OBJECTIVE:
Exactly reproduce the entries, dropping any pictures from your copy.

^^^^^^^^

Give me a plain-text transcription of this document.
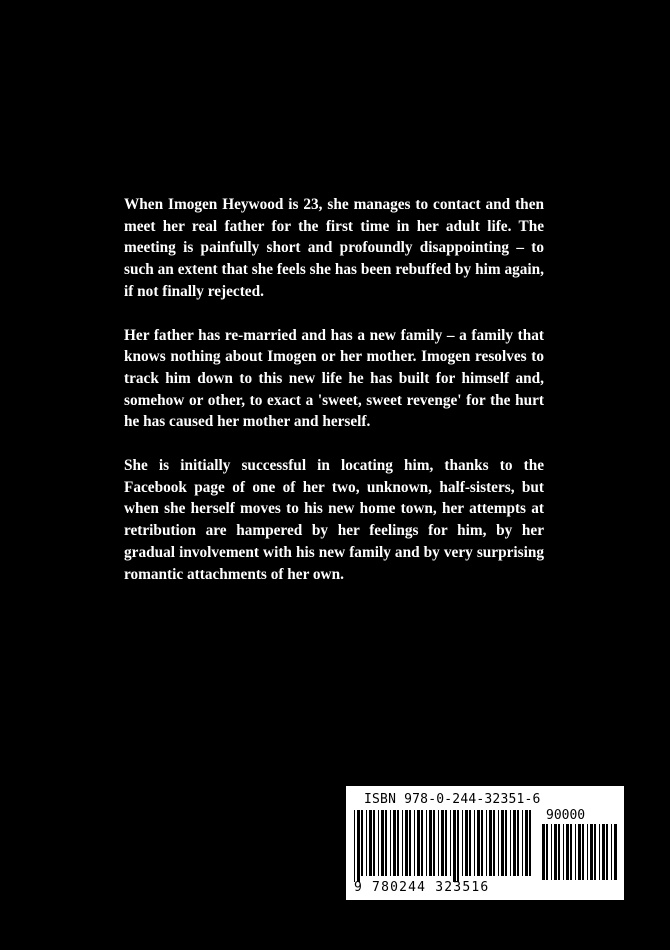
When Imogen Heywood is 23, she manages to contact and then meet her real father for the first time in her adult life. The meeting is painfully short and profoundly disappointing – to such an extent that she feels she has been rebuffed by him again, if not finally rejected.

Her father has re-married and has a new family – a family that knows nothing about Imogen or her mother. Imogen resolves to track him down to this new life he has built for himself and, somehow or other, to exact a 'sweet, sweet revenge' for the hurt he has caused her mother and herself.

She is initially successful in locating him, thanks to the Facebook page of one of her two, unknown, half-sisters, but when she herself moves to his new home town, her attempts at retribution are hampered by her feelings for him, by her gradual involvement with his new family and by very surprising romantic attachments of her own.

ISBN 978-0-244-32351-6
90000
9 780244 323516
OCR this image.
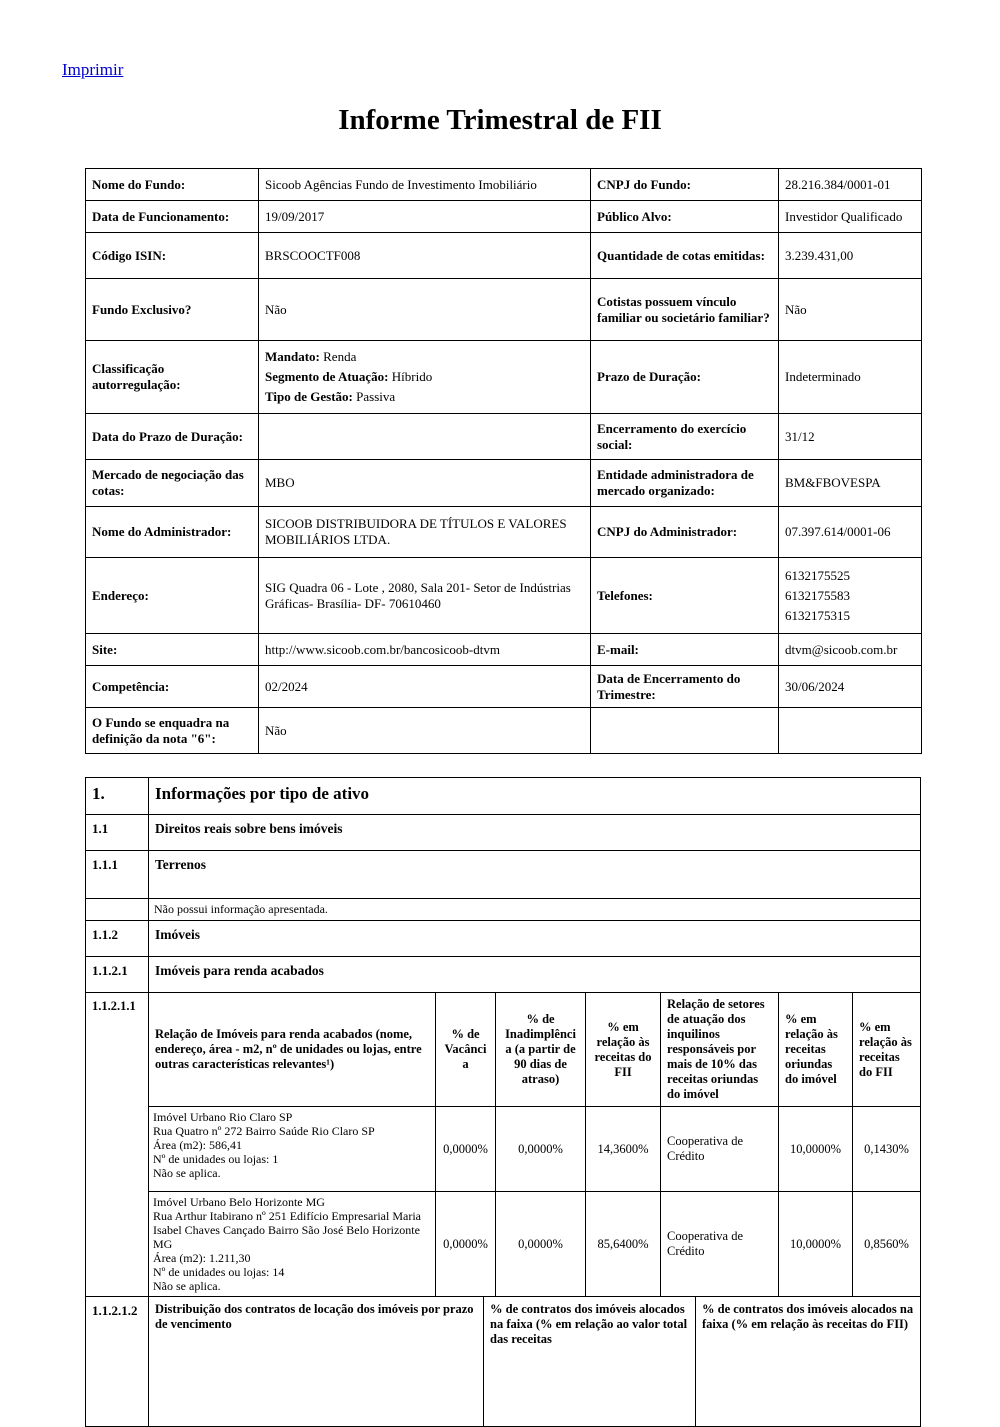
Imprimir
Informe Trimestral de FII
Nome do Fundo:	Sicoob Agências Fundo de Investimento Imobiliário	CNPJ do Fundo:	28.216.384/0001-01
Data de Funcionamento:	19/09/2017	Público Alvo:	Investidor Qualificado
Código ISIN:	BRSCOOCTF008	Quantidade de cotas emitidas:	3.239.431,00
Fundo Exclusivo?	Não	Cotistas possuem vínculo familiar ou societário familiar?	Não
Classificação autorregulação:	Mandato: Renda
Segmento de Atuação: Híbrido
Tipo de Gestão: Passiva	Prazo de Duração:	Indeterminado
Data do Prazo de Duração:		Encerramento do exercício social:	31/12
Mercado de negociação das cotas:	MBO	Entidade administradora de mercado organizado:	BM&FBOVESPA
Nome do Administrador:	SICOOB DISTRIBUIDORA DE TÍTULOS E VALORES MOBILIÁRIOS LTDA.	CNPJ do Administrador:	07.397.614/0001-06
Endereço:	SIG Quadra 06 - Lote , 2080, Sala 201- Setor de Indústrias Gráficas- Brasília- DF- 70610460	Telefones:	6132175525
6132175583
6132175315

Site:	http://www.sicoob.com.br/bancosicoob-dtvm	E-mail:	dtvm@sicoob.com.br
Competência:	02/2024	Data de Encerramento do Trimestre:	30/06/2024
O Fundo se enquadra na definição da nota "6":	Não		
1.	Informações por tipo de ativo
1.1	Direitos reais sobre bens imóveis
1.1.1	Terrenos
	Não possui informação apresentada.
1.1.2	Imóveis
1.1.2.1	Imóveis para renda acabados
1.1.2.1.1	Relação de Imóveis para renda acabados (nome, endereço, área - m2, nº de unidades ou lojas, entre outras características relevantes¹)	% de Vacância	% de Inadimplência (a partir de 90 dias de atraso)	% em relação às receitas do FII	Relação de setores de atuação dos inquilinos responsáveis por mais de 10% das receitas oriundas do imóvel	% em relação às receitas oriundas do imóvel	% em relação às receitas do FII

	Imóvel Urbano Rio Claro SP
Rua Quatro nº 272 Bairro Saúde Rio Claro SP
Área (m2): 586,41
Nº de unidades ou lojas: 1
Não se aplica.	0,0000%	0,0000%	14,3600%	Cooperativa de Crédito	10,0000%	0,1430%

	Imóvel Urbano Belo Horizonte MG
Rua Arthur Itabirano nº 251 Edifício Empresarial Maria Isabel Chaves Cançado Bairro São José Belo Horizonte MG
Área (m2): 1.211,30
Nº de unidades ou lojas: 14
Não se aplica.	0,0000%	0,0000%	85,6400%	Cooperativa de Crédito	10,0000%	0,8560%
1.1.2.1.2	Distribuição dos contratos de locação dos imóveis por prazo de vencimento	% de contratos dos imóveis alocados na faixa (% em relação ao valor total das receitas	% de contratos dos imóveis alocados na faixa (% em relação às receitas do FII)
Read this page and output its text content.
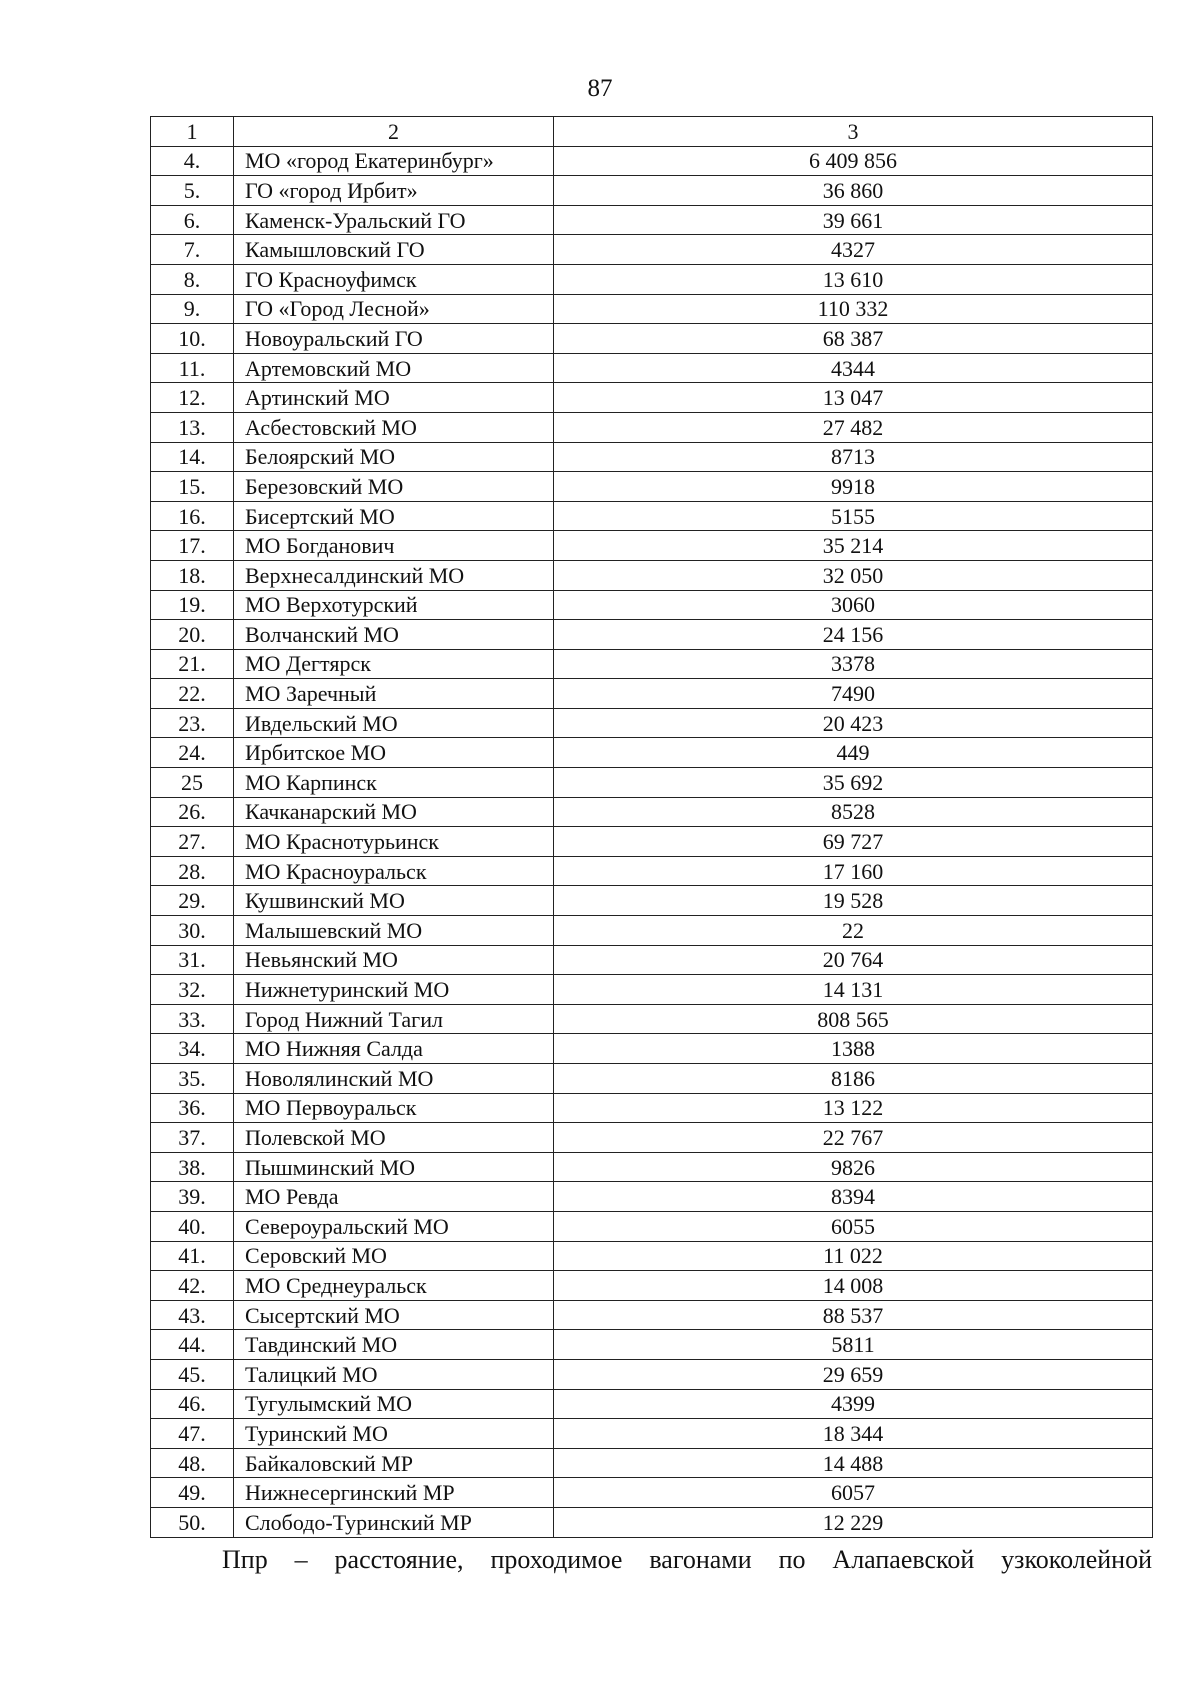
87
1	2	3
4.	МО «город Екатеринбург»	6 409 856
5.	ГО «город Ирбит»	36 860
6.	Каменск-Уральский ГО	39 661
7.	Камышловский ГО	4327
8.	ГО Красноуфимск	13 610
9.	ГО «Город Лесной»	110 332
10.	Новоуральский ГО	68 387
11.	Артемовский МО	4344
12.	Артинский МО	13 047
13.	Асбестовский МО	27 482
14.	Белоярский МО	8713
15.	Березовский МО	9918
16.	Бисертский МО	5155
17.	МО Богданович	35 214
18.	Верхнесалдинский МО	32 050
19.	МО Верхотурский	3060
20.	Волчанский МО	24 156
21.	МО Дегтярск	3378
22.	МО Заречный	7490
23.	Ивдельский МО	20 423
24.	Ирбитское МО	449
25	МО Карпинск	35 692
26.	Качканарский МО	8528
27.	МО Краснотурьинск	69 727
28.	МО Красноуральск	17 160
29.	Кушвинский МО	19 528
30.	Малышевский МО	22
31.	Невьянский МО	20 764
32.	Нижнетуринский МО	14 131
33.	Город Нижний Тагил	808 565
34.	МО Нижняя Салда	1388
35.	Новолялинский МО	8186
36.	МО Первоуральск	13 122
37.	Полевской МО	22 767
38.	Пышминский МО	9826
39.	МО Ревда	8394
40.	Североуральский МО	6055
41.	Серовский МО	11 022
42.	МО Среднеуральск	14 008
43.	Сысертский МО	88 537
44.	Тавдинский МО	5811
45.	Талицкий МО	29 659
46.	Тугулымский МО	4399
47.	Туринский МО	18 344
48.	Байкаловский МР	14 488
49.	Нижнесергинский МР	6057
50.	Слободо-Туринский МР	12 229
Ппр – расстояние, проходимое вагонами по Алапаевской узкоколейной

^^^^^^^^

CORRECT OUTPUT:
Give me a plain-text transcription of this document.
When Imogen Heywood is 23, she manages to contact and then meet her real father for the first time in her adult life. The meeting is painfully short and profoundly disappointing – to such an extent that she feels she has been rebuffed by him again, if not finally rejected.

Her father has re-married and has a new family – a family that knows nothing about Imogen or her mother. Imogen resolves to track him down to this new life he has built for himself and, somehow or other, to exact a 'sweet, sweet revenge' for the hurt he has caused her mother and herself.

She is initially successful in locating him, thanks to the Facebook page of one of her two, unknown, half-sisters, but when she herself moves to his new home town, her attempts at retribution are hampered by her feelings for him, by her gradual involvement with his new family and by very surprising romantic attachments of her own.

ISBN 978-0-244-32351-6
90000
9 780244 323516
OCR this image.
Imprimir
Informe Trimestral de FII
Nome do Fundo:	Sicoob Agências Fundo de Investimento Imobiliário	CNPJ do Fundo:	28.216.384/0001-01
Data de Funcionamento:	19/09/2017	Público Alvo:	Investidor Qualificado
Código ISIN:	BRSCOOCTF008	Quantidade de cotas emitidas:	3.239.431,00
Fundo Exclusivo?	Não	Cotistas possuem vínculo familiar ou societário familiar?	Não
Classificação autorregulação:	Mandato: Renda
Segmento de Atuação: Híbrido
Tipo de Gestão: Passiva	Prazo de Duração:	Indeterminado
Data do Prazo de Duração:		Encerramento do exercício social:	31/12
Mercado de negociação das cotas:	MBO	Entidade administradora de mercado organizado:	BM&FBOVESPA
Nome do Administrador:	SICOOB DISTRIBUIDORA DE TÍTULOS E VALORES MOBILIÁRIOS LTDA.	CNPJ do Administrador:	07.397.614/0001-06
Endereço:	SIG Quadra 06 - Lote , 2080, Sala 201- Setor de Indústrias Gráficas- Brasília- DF- 70610460	Telefones:	6132175525
6132175583
6132175315

Site:	http://www.sicoob.com.br/bancosicoob-dtvm	E-mail:	dtvm@sicoob.com.br
Competência:	02/2024	Data de Encerramento do Trimestre:	30/06/2024
O Fundo se enquadra na definição da nota "6":	Não		
1.	Informações por tipo de ativo
1.1	Direitos reais sobre bens imóveis
1.1.1	Terrenos
	Não possui informação apresentada.
1.1.2	Imóveis
1.1.2.1	Imóveis para renda acabados
1.1.2.1.1	Relação de Imóveis para renda acabados (nome, endereço, área - m2, nº de unidades ou lojas, entre outras características relevantes¹)	% de Vacância	% de Inadimplência (a partir de 90 dias de atraso)	% em relação às receitas do FII	Relação de setores de atuação dos inquilinos responsáveis por mais de 10% das receitas oriundas do imóvel	% em relação às receitas oriundas do imóvel	% em relação às receitas do FII

	Imóvel Urbano Rio Claro SP
Rua Quatro nº 272 Bairro Saúde Rio Claro SP
Área (m2): 586,41
Nº de unidades ou lojas: 1
Não se aplica.	0,0000%	0,0000%	14,3600%	Cooperativa de Crédito	10,0000%	0,1430%

	Imóvel Urbano Belo Horizonte MG
Rua Arthur Itabirano nº 251 Edifício Empresarial Maria Isabel Chaves Cançado Bairro São José Belo Horizonte MG
Área (m2): 1.211,30
Nº de unidades ou lojas: 14
Não se aplica.	0,0000%	0,0000%	85,6400%	Cooperativa de Crédito	10,0000%	0,8560%
1.1.2.1.2	Distribuição dos contratos de locação dos imóveis por prazo de vencimento	% de contratos dos imóveis alocados na faixa (% em relação ao valor total das receitas	% de contratos dos imóveis alocados na faixa (% em relação às receitas do FII)
Read this page and output its text content.
87
1	2	3
4.	МО «город Екатеринбург»	6 409 856
5.	ГО «город Ирбит»	36 860
6.	Каменск-Уральский ГО	39 661
7.	Камышловский ГО	4327
8.	ГО Красноуфимск	13 610
9.	ГО «Город Лесной»	110 332
10.	Новоуральский ГО	68 387
11.	Артемовский МО	4344
12.	Артинский МО	13 047
13.	Асбестовский МО	27 482
14.	Белоярский МО	8713
15.	Березовский МО	9918
16.	Бисертский МО	5155
17.	МО Богданович	35 214
18.	Верхнесалдинский МО	32 050
19.	МО Верхотурский	3060
20.	Волчанский МО	24 156
21.	МО Дегтярск	3378
22.	МО Заречный	7490
23.	Ивдельский МО	20 423
24.	Ирбитское МО	449
25	МО Карпинск	35 692
26.	Качканарский МО	8528
27.	МО Краснотурьинск	69 727
28.	МО Красноуральск	17 160
29.	Кушвинский МО	19 528
30.	Малышевский МО	22
31.	Невьянский МО	20 764
32.	Нижнетуринский МО	14 131
33.	Город Нижний Тагил	808 565
34.	МО Нижняя Салда	1388
35.	Новолялинский МО	8186
36.	МО Первоуральск	13 122
37.	Полевской МО	22 767
38.	Пышминский МО	9826
39.	МО Ревда	8394
40.	Североуральский МО	6055
41.	Серовский МО	11 022
42.	МО Среднеуральск	14 008
43.	Сысертский МО	88 537
44.	Тавдинский МО	5811
45.	Талицкий МО	29 659
46.	Тугулымский МО	4399
47.	Туринский МО	18 344
48.	Байкаловский МР	14 488
49.	Нижнесергинский МР	6057
50.	Слободо-Туринский МР	12 229
Ппр – расстояние, проходимое вагонами по Алапаевской узкоколейной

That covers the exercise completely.